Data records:
· · ·

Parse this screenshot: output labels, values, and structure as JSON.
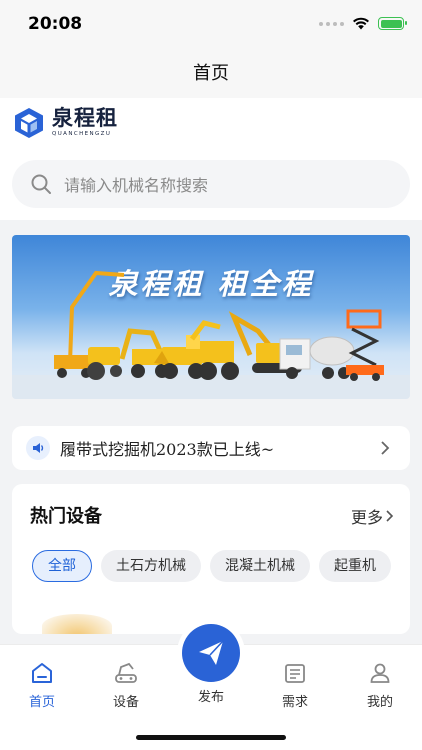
{
  "status_bar": {
    "time": "20:08"
  },
  "nav": {
    "title": "首页"
  },
  "brand": {
    "name_cn": "泉程租",
    "name_en": "QUANCHENGZU",
    "color": "#2a63d6"
  },
  "search": {
    "placeholder": "请输入机械名称搜索"
  },
  "banner": {
    "slogan": "泉程租 租全程"
  },
  "notice": {
    "text": "履带式挖掘机2023款已上线~"
  },
  "hot": {
    "title": "热门设备",
    "more": "更多",
    "chips": [
      {
        "label": "全部",
        "active": true
      },
      {
        "label": "土石方机械",
        "active": false
      },
      {
        "label": "混凝土机械",
        "active": false
      },
      {
        "label": "起重机",
        "active": false
      }
    ]
  },
  "tabs": [
    {
      "label": "首页",
      "icon": "home-icon",
      "active": true
    },
    {
      "label": "设备",
      "icon": "equipment-icon",
      "active": false
    },
    {
      "label": "发布",
      "icon": "paper-plane-icon",
      "active": false
    },
    {
      "label": "需求",
      "icon": "list-icon",
      "active": false
    },
    {
      "label": "我的",
      "icon": "person-icon",
      "active": false
    }
  ],
  "colors": {
    "accent": "#2a63d6",
    "battery": "#3cc152",
    "page_bg": "#f2f3f5"
  }
}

· · ·

= Task goal =
Write the lines above out again exactly, without any of their pictures.

= Completed task =
Parse this screenshot: output labels, values, and structure as JSON.
{
  "status_bar": {
    "time": "20:08"
  },
  "nav": {
    "title": "首页"
  },
  "brand": {
    "name_cn": "泉程租",
    "name_en": "QUANCHENGZU",
    "color": "#2a63d6"
  },
  "search": {
    "placeholder": "请输入机械名称搜索"
  },
  "banner": {
    "slogan": "泉程租 租全程"
  },
  "notice": {
    "text": "履带式挖掘机2023款已上线~"
  },
  "hot": {
    "title": "热门设备",
    "more": "更多",
    "chips": [
      {
        "label": "全部",
        "active": true
      },
      {
        "label": "土石方机械",
        "active": false
      },
      {
        "label": "混凝土机械",
        "active": false
      },
      {
        "label": "起重机",
        "active": false
      }
    ]
  },
  "tabs": [
    {
      "label": "首页",
      "icon": "home-icon",
      "active": true
    },
    {
      "label": "设备",
      "icon": "equipment-icon",
      "active": false
    },
    {
      "label": "发布",
      "icon": "paper-plane-icon",
      "active": false
    },
    {
      "label": "需求",
      "icon": "list-icon",
      "active": false
    },
    {
      "label": "我的",
      "icon": "person-icon",
      "active": false
    }
  ],
  "colors": {
    "accent": "#2a63d6",
    "battery": "#3cc152",
    "page_bg": "#f2f3f5"
  }
}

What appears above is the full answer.